— Start GIVEN ENTRIES —

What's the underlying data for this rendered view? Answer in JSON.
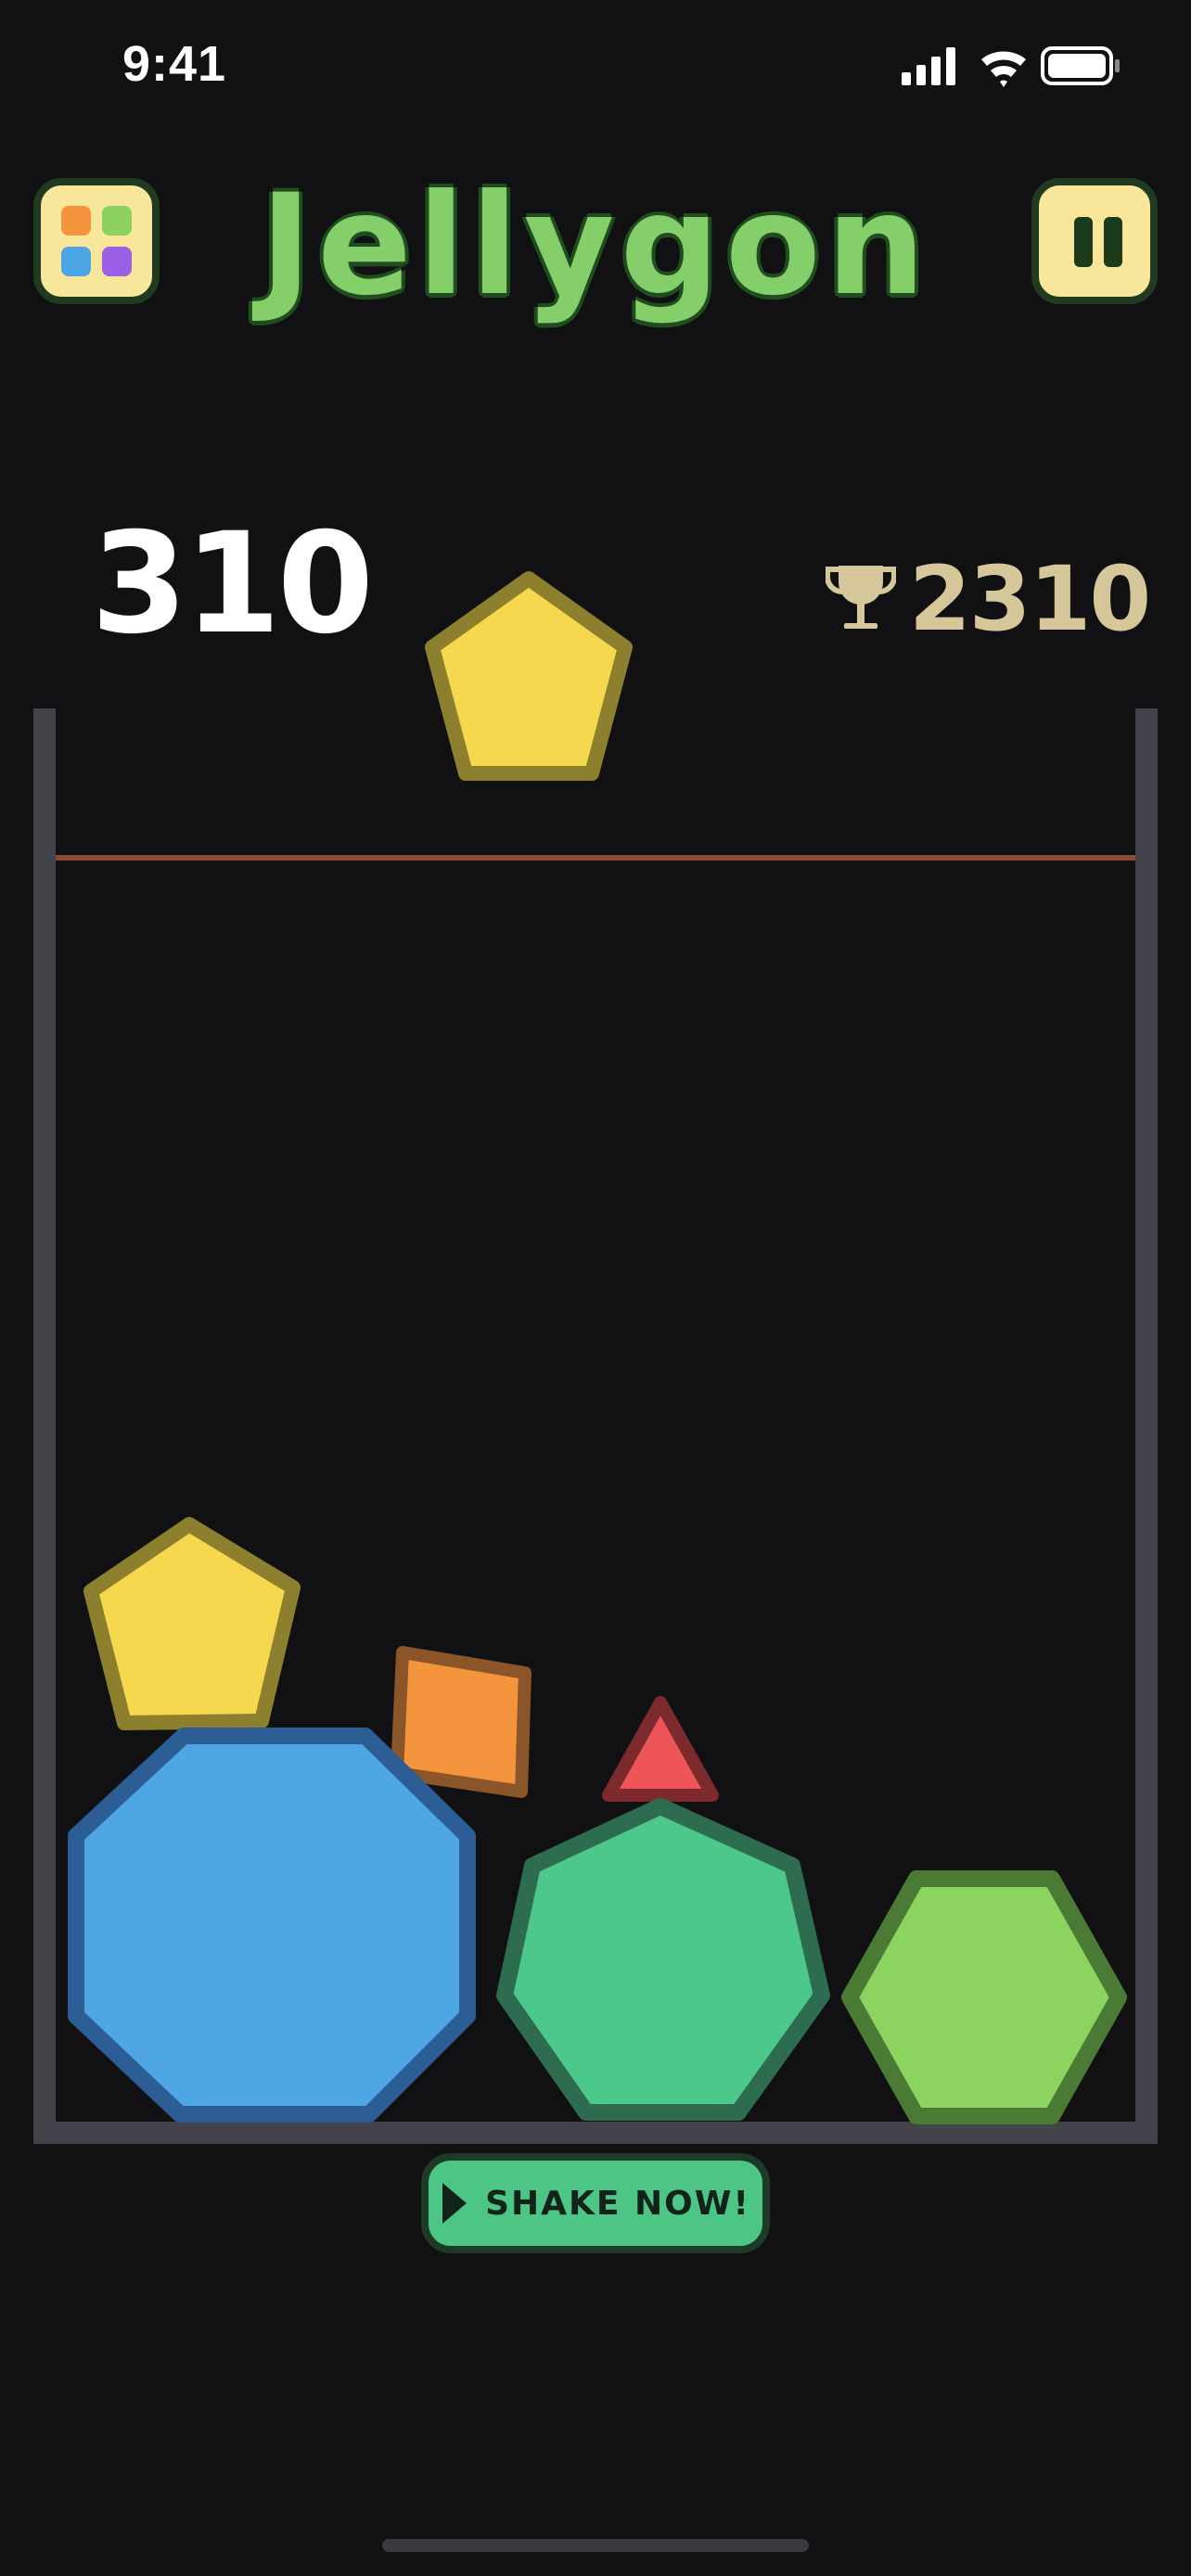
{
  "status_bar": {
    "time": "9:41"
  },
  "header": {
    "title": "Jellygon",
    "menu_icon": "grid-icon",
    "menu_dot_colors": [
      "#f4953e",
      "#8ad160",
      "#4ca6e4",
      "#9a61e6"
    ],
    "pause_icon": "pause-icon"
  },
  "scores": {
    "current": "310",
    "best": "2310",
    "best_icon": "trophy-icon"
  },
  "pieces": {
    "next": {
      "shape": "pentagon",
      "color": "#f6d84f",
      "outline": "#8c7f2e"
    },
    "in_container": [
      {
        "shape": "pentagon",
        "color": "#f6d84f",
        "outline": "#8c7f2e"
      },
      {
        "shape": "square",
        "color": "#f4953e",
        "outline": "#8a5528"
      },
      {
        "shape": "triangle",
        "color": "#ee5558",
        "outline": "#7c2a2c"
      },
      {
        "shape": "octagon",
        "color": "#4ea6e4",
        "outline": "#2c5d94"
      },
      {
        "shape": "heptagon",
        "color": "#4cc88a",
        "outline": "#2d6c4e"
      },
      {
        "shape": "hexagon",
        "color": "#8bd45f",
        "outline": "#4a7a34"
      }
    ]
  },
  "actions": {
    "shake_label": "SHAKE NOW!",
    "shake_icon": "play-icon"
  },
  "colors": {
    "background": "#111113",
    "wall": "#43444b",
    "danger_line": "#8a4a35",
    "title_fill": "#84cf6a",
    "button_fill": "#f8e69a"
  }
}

— End GIVEN ENTRIES —
— Start GIVEN ENTRIES —

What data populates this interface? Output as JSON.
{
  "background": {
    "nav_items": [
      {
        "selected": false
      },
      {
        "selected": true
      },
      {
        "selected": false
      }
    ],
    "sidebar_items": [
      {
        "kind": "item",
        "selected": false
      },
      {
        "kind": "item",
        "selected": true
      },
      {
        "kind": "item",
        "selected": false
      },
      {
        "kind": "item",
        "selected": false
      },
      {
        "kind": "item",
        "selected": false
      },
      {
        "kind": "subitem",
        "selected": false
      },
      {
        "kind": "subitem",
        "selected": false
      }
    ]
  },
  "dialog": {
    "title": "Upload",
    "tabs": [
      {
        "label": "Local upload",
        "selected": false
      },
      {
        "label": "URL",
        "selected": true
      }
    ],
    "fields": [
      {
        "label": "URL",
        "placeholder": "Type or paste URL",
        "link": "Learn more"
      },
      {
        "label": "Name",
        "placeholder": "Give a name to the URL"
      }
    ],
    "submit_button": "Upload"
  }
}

— End GIVEN ENTRIES —
— Start GIVEN ENTRIES —

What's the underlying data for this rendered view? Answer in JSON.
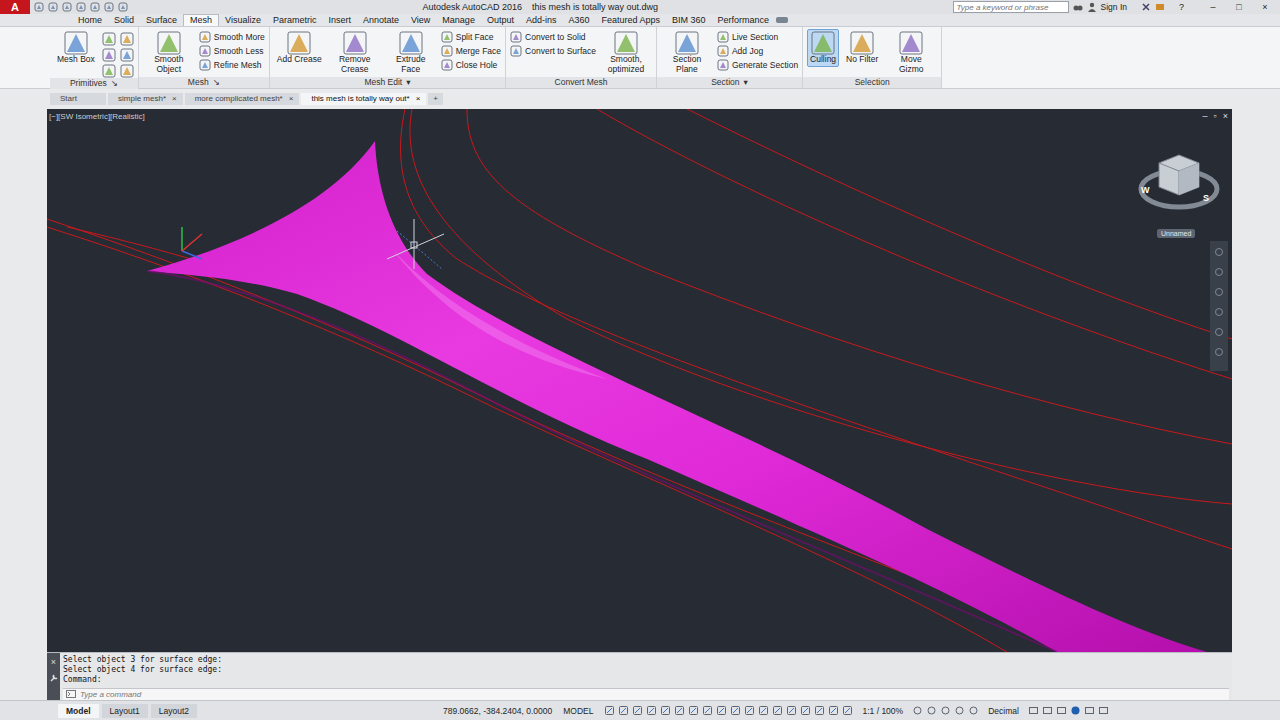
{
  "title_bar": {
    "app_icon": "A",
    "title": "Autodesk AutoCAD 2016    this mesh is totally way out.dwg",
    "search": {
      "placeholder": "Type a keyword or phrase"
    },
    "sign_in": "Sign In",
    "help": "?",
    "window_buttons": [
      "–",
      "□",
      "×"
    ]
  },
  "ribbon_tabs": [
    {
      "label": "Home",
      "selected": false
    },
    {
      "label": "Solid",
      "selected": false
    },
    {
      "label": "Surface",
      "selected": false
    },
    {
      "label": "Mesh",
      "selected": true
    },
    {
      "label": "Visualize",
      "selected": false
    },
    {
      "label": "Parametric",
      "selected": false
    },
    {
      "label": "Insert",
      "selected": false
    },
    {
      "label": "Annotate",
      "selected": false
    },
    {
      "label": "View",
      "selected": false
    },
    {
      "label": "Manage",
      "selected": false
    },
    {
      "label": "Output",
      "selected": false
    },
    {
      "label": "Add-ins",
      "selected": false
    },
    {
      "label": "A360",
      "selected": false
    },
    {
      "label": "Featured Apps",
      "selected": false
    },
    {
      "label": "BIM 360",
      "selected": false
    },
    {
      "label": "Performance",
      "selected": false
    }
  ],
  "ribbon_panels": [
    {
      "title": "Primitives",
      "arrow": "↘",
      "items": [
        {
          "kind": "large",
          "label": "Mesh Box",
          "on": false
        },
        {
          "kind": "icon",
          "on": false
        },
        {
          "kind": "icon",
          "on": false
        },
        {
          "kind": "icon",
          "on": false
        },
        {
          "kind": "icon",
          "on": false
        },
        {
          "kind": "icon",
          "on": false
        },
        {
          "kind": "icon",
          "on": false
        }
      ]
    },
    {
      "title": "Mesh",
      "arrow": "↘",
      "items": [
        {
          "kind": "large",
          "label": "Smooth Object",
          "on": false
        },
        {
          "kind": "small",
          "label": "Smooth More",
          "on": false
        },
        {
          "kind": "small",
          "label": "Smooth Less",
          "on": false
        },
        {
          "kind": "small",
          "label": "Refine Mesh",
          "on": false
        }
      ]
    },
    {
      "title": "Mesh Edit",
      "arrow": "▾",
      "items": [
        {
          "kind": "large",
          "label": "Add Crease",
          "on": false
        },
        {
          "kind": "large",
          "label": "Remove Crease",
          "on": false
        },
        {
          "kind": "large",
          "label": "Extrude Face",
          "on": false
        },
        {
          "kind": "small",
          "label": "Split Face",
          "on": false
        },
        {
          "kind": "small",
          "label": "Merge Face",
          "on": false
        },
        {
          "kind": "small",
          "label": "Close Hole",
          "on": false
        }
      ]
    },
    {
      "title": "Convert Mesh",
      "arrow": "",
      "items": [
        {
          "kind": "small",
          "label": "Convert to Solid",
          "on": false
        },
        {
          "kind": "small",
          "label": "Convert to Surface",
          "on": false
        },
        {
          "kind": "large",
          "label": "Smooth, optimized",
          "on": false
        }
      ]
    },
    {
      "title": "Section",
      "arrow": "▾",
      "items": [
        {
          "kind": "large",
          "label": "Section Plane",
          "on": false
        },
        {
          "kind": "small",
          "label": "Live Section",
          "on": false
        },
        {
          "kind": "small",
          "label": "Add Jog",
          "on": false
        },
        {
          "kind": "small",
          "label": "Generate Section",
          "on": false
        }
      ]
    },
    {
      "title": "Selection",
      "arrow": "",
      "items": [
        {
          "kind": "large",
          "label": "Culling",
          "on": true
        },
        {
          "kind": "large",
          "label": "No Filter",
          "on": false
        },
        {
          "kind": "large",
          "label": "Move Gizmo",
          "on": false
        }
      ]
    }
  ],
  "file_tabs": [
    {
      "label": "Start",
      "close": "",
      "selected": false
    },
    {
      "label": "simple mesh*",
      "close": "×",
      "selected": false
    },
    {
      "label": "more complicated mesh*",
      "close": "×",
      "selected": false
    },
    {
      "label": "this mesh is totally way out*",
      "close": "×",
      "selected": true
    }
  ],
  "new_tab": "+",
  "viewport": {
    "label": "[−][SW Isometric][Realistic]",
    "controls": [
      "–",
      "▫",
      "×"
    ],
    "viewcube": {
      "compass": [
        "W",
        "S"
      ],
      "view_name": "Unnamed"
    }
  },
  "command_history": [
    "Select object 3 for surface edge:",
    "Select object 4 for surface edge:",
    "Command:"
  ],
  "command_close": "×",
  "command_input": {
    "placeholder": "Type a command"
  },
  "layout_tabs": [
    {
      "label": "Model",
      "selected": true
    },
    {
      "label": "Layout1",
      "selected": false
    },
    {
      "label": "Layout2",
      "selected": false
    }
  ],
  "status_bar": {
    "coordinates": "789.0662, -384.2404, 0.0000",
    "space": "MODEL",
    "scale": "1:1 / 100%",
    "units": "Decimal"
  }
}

— End GIVEN ENTRIES —

◆ **YOUR GOAL**:
Respond with the number of lines containing "Crease" and no additional words.

◆ **RESPONSE TO THE EXERCISE**:
2